Task details
Print out the entries, word for word.

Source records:
________________________________________

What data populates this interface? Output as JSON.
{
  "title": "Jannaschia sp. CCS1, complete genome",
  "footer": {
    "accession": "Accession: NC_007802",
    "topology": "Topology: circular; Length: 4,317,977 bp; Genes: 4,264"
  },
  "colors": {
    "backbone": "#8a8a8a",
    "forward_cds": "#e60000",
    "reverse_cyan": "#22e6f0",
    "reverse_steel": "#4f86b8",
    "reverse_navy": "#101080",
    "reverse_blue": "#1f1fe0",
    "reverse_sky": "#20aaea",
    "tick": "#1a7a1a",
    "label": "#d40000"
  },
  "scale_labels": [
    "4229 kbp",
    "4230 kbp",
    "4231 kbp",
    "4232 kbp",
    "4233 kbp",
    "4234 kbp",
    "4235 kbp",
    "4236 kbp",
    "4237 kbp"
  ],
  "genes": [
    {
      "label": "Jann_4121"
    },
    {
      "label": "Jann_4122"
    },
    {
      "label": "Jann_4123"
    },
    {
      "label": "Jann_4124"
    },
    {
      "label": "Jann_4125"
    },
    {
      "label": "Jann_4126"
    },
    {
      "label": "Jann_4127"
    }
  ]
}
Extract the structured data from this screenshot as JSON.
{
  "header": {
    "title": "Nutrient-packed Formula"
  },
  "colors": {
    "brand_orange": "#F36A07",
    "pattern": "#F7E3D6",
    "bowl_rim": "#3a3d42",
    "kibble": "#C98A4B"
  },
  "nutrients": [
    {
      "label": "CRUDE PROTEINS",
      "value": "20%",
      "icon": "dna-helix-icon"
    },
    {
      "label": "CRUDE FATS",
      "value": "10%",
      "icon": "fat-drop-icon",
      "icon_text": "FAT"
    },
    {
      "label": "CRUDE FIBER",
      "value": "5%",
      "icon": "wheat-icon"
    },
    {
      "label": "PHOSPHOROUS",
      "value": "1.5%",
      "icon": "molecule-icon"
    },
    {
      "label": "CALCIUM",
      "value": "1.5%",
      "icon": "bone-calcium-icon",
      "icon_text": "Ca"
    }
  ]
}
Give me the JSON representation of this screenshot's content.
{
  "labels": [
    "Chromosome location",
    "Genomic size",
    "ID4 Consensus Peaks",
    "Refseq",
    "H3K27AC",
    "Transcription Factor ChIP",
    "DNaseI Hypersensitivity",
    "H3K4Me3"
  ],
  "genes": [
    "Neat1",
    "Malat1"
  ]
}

________________________________________

Your response
What data populates this interface? Output as JSON.
{
  "title": "Jannaschia sp. CCS1, complete genome",
  "footer": {
    "accession": "Accession: NC_007802",
    "topology": "Topology: circular; Length: 4,317,977 bp; Genes: 4,264"
  },
  "colors": {
    "backbone": "#8a8a8a",
    "forward_cds": "#e60000",
    "reverse_cyan": "#22e6f0",
    "reverse_steel": "#4f86b8",
    "reverse_navy": "#101080",
    "reverse_blue": "#1f1fe0",
    "reverse_sky": "#20aaea",
    "tick": "#1a7a1a",
    "label": "#d40000"
  },
  "scale_labels": [
    "4229 kbp",
    "4230 kbp",
    "4231 kbp",
    "4232 kbp",
    "4233 kbp",
    "4234 kbp",
    "4235 kbp",
    "4236 kbp",
    "4237 kbp"
  ],
  "genes": [
    {
      "label": "Jann_4121"
    },
    {
      "label": "Jann_4122"
    },
    {
      "label": "Jann_4123"
    },
    {
      "label": "Jann_4124"
    },
    {
      "label": "Jann_4125"
    },
    {
      "label": "Jann_4126"
    },
    {
      "label": "Jann_4127"
    }
  ]
}
Extract the structured data from this screenshot as JSON.
{
  "header": {
    "title": "Nutrient-packed Formula"
  },
  "colors": {
    "brand_orange": "#F36A07",
    "pattern": "#F7E3D6",
    "bowl_rim": "#3a3d42",
    "kibble": "#C98A4B"
  },
  "nutrients": [
    {
      "label": "CRUDE PROTEINS",
      "value": "20%",
      "icon": "dna-helix-icon"
    },
    {
      "label": "CRUDE FATS",
      "value": "10%",
      "icon": "fat-drop-icon",
      "icon_text": "FAT"
    },
    {
      "label": "CRUDE FIBER",
      "value": "5%",
      "icon": "wheat-icon"
    },
    {
      "label": "PHOSPHOROUS",
      "value": "1.5%",
      "icon": "molecule-icon"
    },
    {
      "label": "CALCIUM",
      "value": "1.5%",
      "icon": "bone-calcium-icon",
      "icon_text": "Ca"
    }
  ]
}
Give me the JSON representation of this screenshot's content.
{
  "labels": [
    "Chromosome location",
    "Genomic size",
    "ID4 Consensus Peaks",
    "Refseq",
    "H3K27AC",
    "Transcription Factor ChIP",
    "DNaseI Hypersensitivity",
    "H3K4Me3"
  ],
  "genes": [
    "Neat1",
    "Malat1"
  ]
}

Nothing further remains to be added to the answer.